___ Document section ___
# Fat Snow Wolf 26650



## Spyker (23/5/14)

Wow! I wonder what the battery life will be?


----------



## RevnLucky7 (23/5/14)

See the Four Guardians yet?


----------



## Spyker (24/5/14)

RevnLucky7 said:


> See the Four Guardians yet?



No?


----------



## RevnLucky7 (24/5/14)

These guys know what they are doing.

Reactions: Like 2


----------



## Spyker (24/5/14)

One day when I'm big and all grown up..
I should stop surfing vape gear.. my wallet is not going to make it!


----------



## BhavZ (24/5/14)

Both the Fat Snow and Four Guardians look awesome.. 

Wonder how badly my bank is going to break with those mods


----------



## ET (24/5/14)

winter is coming, winter is coming!


----------



## johan (24/5/14)

denizenx said:


> winter is coming, winter is coming!



Leave winter alone and behave

Reactions: Funny 1


----------



## RevnLucky7 (24/5/14)

Guardian is VERY expensive. Retail in USA is going to be like $275 easily. All their mods are top notch though. I love the engraved stuff. And these are engraved everywhere.


----------



## Silverbear (24/5/14)

I very fast developing a weakness for 26650 mods, to the point where it is a battle holding back on pulling the trigger. Not sure how long I can resist one of the Four Guardians.


----------
___ Information shown ___
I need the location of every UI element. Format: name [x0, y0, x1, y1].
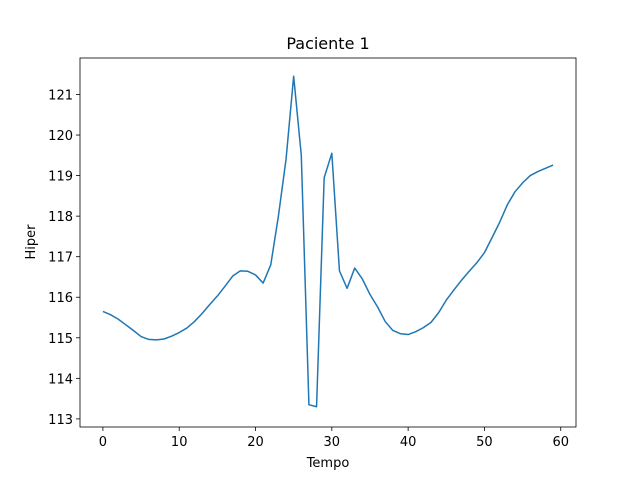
___
- _Stated exercise 1_
Name each distinct poster whose username heads a post in the forum thread about the Fat Snow Wolf 26650, listing each one once.
- _Stated exercise 2_
Transcribe the stretch of the Fat Snow Wolf forum thread from "One day when" through "Guardians look awesome..".

- _Complete output 1_
Spyker, RevnLucky7, BhavZ, ET, johan, Silverbear

- _Complete output 2_
One day when I'm big and all grown up..
I should stop surfing vape gear.. my wallet is not going to make it!


----------



## BhavZ (24/5/14)

Both the Fat Snow and Four Guardians look awesome..